OBJECTIVE:
Your task is to extract every entry that follows word for word while excluding the pictures.

Figure data in JSON:
-------
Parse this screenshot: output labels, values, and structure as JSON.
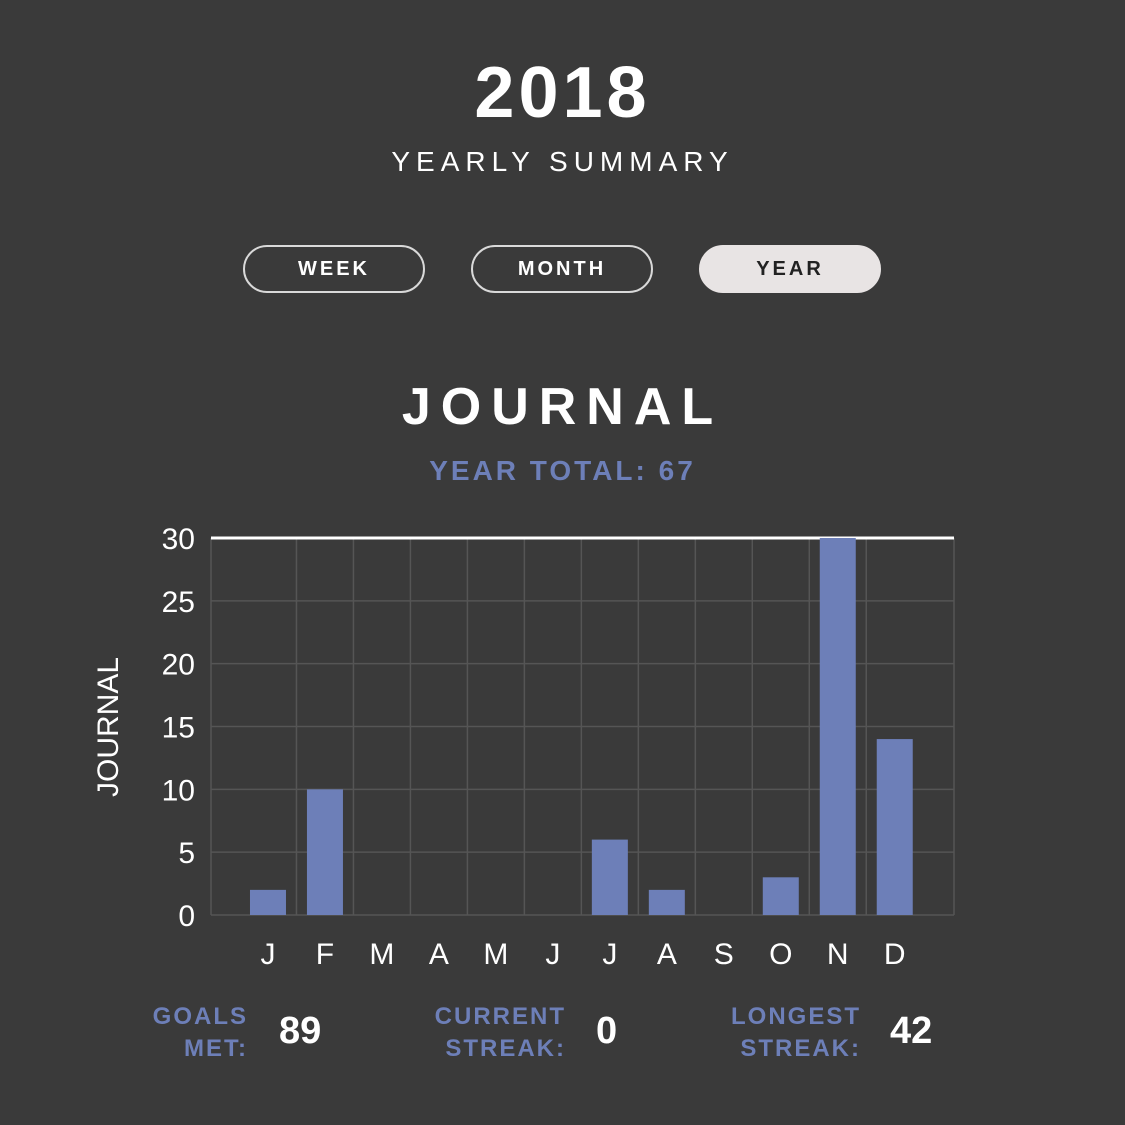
{
  "header": {
    "year": "2018",
    "subtitle": "YEARLY SUMMARY"
  },
  "tabs": [
    {
      "label": "WEEK",
      "active": false
    },
    {
      "label": "MONTH",
      "active": false
    },
    {
      "label": "YEAR",
      "active": true
    }
  ],
  "section": {
    "title": "JOURNAL",
    "total_label": "YEAR TOTAL: 67"
  },
  "stats": {
    "goals_met": {
      "label_line1": "GOALS",
      "label_line2": "MET:",
      "value": "89"
    },
    "current_streak": {
      "label_line1": "CURRENT",
      "label_line2": "STREAK:",
      "value": "0"
    },
    "longest_streak": {
      "label_line1": "LONGEST",
      "label_line2": "STREAK:",
      "value": "42"
    }
  },
  "colors": {
    "background": "#3a3a3a",
    "accent": "#6d7fb8",
    "bar": "#6d7fb8",
    "grid": "#555555",
    "text": "#ffffff"
  },
  "chart_data": {
    "type": "bar",
    "categories": [
      "J",
      "F",
      "M",
      "A",
      "M",
      "J",
      "J",
      "A",
      "S",
      "O",
      "N",
      "D"
    ],
    "values": [
      2,
      10,
      0,
      0,
      0,
      0,
      6,
      2,
      0,
      3,
      30,
      14
    ],
    "ylabel": "JOURNAL",
    "ylim": [
      0,
      30
    ],
    "yticks": [
      0,
      5,
      10,
      15,
      20,
      25,
      30
    ],
    "grid": true
  }
}
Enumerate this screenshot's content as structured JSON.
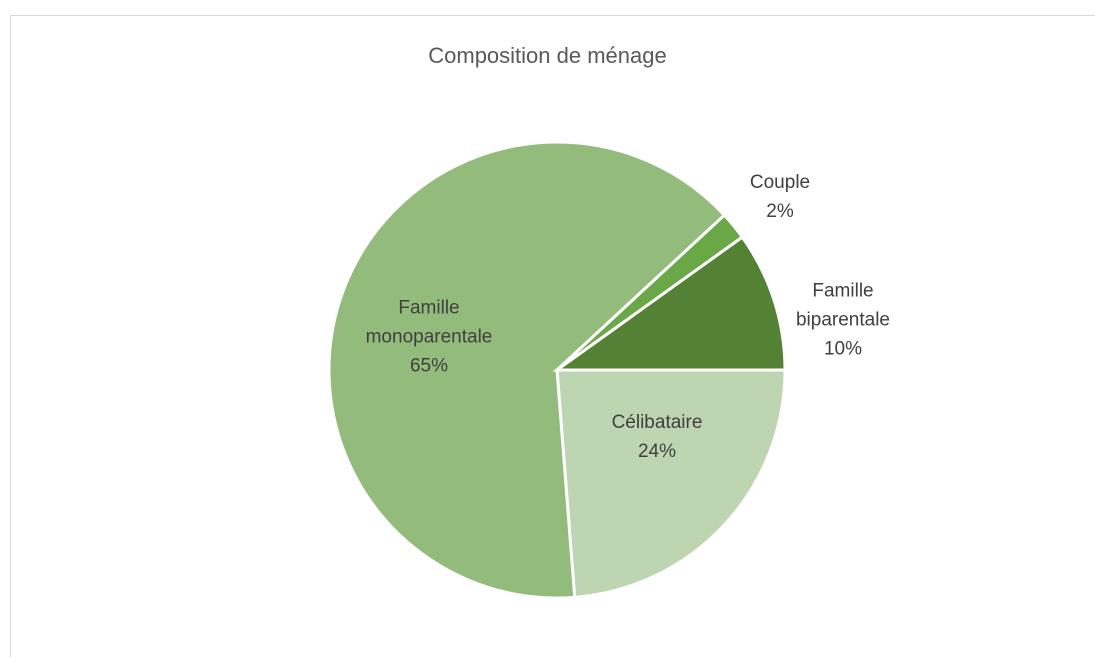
{
  "chart_data": {
    "type": "pie",
    "title": "Composition de ménage",
    "categories": [
      "Célibataire",
      "Famille monoparentale",
      "Couple",
      "Famille biparentale"
    ],
    "values": [
      24,
      65,
      2,
      10
    ],
    "value_labels": [
      "24%",
      "65%",
      "2%",
      "10%"
    ],
    "colors": [
      "#bdd5b0",
      "#93bb7b",
      "#6aa746",
      "#548235"
    ]
  }
}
-------
TASK ANSWER:
Parse this screenshot: output labels, values, and structure as JSON.
{
  "header": {
    "year": "2018",
    "subtitle": "YEARLY SUMMARY"
  },
  "tabs": [
    {
      "label": "WEEK",
      "active": false
    },
    {
      "label": "MONTH",
      "active": false
    },
    {
      "label": "YEAR",
      "active": true
    }
  ],
  "section": {
    "title": "JOURNAL",
    "total_label": "YEAR TOTAL: 67"
  },
  "stats": {
    "goals_met": {
      "label_line1": "GOALS",
      "label_line2": "MET:",
      "value": "89"
    },
    "current_streak": {
      "label_line1": "CURRENT",
      "label_line2": "STREAK:",
      "value": "0"
    },
    "longest_streak": {
      "label_line1": "LONGEST",
      "label_line2": "STREAK:",
      "value": "42"
    }
  },
  "colors": {
    "background": "#3a3a3a",
    "accent": "#6d7fb8",
    "bar": "#6d7fb8",
    "grid": "#555555",
    "text": "#ffffff"
  },
  "chart_data": {
    "type": "bar",
    "categories": [
      "J",
      "F",
      "M",
      "A",
      "M",
      "J",
      "J",
      "A",
      "S",
      "O",
      "N",
      "D"
    ],
    "values": [
      2,
      10,
      0,
      0,
      0,
      0,
      6,
      2,
      0,
      3,
      30,
      14
    ],
    "ylabel": "JOURNAL",
    "ylim": [
      0,
      30
    ],
    "yticks": [
      0,
      5,
      10,
      15,
      20,
      25,
      30
    ],
    "grid": true
  }
}
Enumerate this screenshot's content as structured JSON.
{
  "chart_data": {
    "type": "pie",
    "title": "Composition de ménage",
    "categories": [
      "Célibataire",
      "Famille monoparentale",
      "Couple",
      "Famille biparentale"
    ],
    "values": [
      24,
      65,
      2,
      10
    ],
    "value_labels": [
      "24%",
      "65%",
      "2%",
      "10%"
    ],
    "colors": [
      "#bdd5b0",
      "#93bb7b",
      "#6aa746",
      "#548235"
    ]
  }
}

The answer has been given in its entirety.